Your task -
Copy the data exactly; pictures stay out of the copy.

[BEGIN Records for this exercise]

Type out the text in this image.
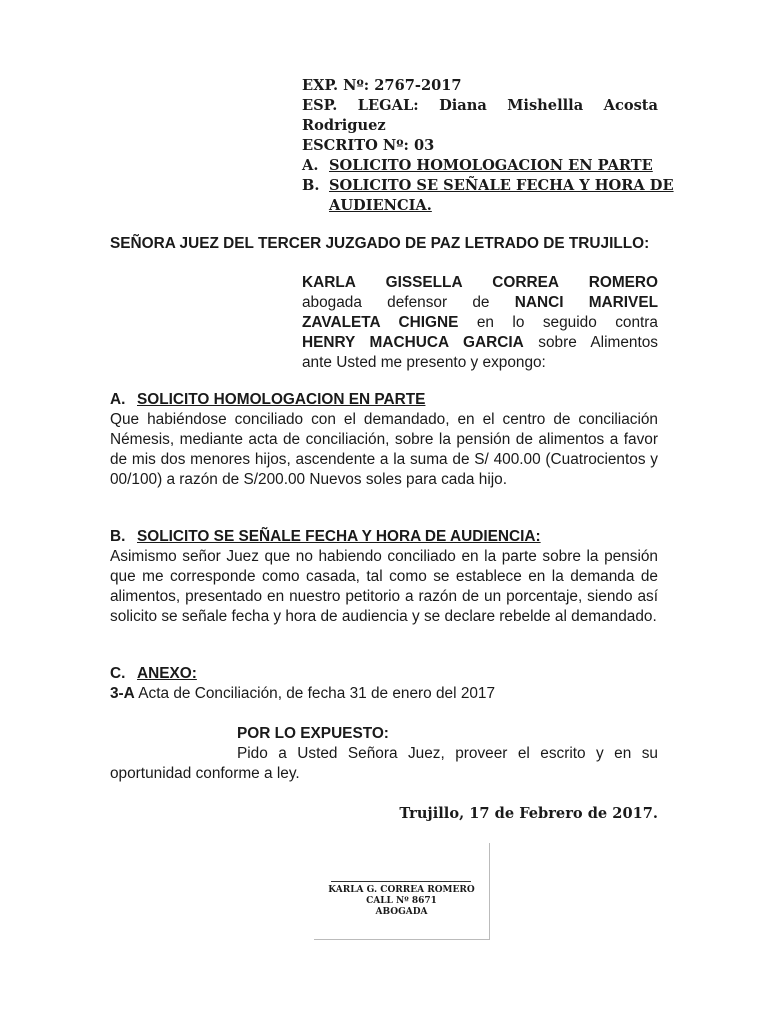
EXP. Nº: 2767-2017
ESP. LEGAL: Diana Mishellla Acosta
Rodriguez
ESCRITO Nº: 03
A. SOLICITO HOMOLOGACION EN PARTE
B. SOLICITO SE SEÑALE FECHA Y HORA DE
AUDIENCIA.
SEÑORA JUEZ DEL TERCER JUZGADO DE PAZ LETRADO DE TRUJILLO:
KARLA GISSELLA CORREA ROMERO
abogada defensor de NANCI MARIVEL
ZAVALETA CHIGNE en lo seguido contra
HENRY MACHUCA GARCIA sobre Alimentos
ante Usted me presento y expongo:
A. SOLICITO HOMOLOGACION EN PARTE
Que habiéndose conciliado con el demandado, en el centro de conciliación Némesis, mediante acta de conciliación, sobre la pensión de alimentos a favor de mis dos menores hijos, ascendente a la suma de S/ 400.00 (Cuatrocientos y 00/100) a razón de S/200.00 Nuevos soles para cada hijo.
B. SOLICITO SE SEÑALE FECHA Y HORA DE AUDIENCIA:
Asimismo señor Juez que no habiendo conciliado en la parte sobre la pensión que me corresponde como casada, tal como se establece en la demanda de alimentos, presentado en nuestro petitorio a razón de un porcentaje, siendo así solicito se señale fecha y hora de audiencia y se declare rebelde al demandado.
C. ANEXO:
3-A Acta de Conciliación, de fecha 31 de enero del 2017
POR LO EXPUESTO:
Pido a Usted Señora Juez, proveer el escrito y en su
oportunidad conforme a ley.
Trujillo, 17 de Febrero de 2017.
KARLA G. CORREA ROMERO
CALL Nº 8671
ABOGADA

[END Records for this exercise]

Answer for the task -
Type out the text in this image.
EXP. Nº: 2767-2017
ESP. LEGAL: Diana Mishellla Acosta
Rodriguez
ESCRITO Nº: 03
A. SOLICITO HOMOLOGACION EN PARTE
B. SOLICITO SE SEÑALE FECHA Y HORA DE
AUDIENCIA.
SEÑORA JUEZ DEL TERCER JUZGADO DE PAZ LETRADO DE TRUJILLO:
KARLA GISSELLA CORREA ROMERO
abogada defensor de NANCI MARIVEL
ZAVALETA CHIGNE en lo seguido contra
HENRY MACHUCA GARCIA sobre Alimentos
ante Usted me presento y expongo:
A. SOLICITO HOMOLOGACION EN PARTE
Que habiéndose conciliado con el demandado, en el centro de conciliación Némesis, mediante acta de conciliación, sobre la pensión de alimentos a favor de mis dos menores hijos, ascendente a la suma de S/ 400.00 (Cuatrocientos y 00/100) a razón de S/200.00 Nuevos soles para cada hijo.
B. SOLICITO SE SEÑALE FECHA Y HORA DE AUDIENCIA:
Asimismo señor Juez que no habiendo conciliado en la parte sobre la pensión que me corresponde como casada, tal como se establece en la demanda de alimentos, presentado en nuestro petitorio a razón de un porcentaje, siendo así solicito se señale fecha y hora de audiencia y se declare rebelde al demandado.
C. ANEXO:
3-A Acta de Conciliación, de fecha 31 de enero del 2017
POR LO EXPUESTO:
Pido a Usted Señora Juez, proveer el escrito y en su
oportunidad conforme a ley.
Trujillo, 17 de Febrero de 2017.
KARLA G. CORREA ROMERO
CALL Nº 8671
ABOGADA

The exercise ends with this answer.